**What to produce**:
Would you write out the listing verbatim and skip every picture in it?

=== Data records ===

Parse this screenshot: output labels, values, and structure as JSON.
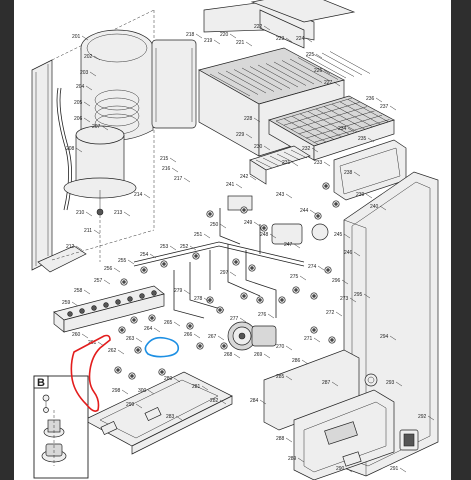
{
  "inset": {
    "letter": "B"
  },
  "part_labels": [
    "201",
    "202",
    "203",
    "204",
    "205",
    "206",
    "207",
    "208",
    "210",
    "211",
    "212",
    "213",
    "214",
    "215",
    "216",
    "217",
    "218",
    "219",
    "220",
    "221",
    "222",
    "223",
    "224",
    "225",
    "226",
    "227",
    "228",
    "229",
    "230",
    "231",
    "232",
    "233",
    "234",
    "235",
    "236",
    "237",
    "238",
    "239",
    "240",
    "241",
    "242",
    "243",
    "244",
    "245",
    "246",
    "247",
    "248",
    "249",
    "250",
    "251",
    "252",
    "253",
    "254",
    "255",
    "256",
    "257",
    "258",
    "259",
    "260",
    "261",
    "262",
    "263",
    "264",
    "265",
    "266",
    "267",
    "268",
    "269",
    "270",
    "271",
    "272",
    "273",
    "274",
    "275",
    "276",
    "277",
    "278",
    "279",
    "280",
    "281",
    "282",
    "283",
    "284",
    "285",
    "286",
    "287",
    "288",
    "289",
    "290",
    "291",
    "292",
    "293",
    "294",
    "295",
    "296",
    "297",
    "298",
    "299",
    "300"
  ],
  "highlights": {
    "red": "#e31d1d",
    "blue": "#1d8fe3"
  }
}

===

**Complete output**:
Parse this screenshot: output labels, values, and structure as JSON.
{
  "inset": {
    "letter": "B"
  },
  "part_labels": [
    "201",
    "202",
    "203",
    "204",
    "205",
    "206",
    "207",
    "208",
    "210",
    "211",
    "212",
    "213",
    "214",
    "215",
    "216",
    "217",
    "218",
    "219",
    "220",
    "221",
    "222",
    "223",
    "224",
    "225",
    "226",
    "227",
    "228",
    "229",
    "230",
    "231",
    "232",
    "233",
    "234",
    "235",
    "236",
    "237",
    "238",
    "239",
    "240",
    "241",
    "242",
    "243",
    "244",
    "245",
    "246",
    "247",
    "248",
    "249",
    "250",
    "251",
    "252",
    "253",
    "254",
    "255",
    "256",
    "257",
    "258",
    "259",
    "260",
    "261",
    "262",
    "263",
    "264",
    "265",
    "266",
    "267",
    "268",
    "269",
    "270",
    "271",
    "272",
    "273",
    "274",
    "275",
    "276",
    "277",
    "278",
    "279",
    "280",
    "281",
    "282",
    "283",
    "284",
    "285",
    "286",
    "287",
    "288",
    "289",
    "290",
    "291",
    "292",
    "293",
    "294",
    "295",
    "296",
    "297",
    "298",
    "299",
    "300"
  ],
  "highlights": {
    "red": "#e31d1d",
    "blue": "#1d8fe3"
  }
}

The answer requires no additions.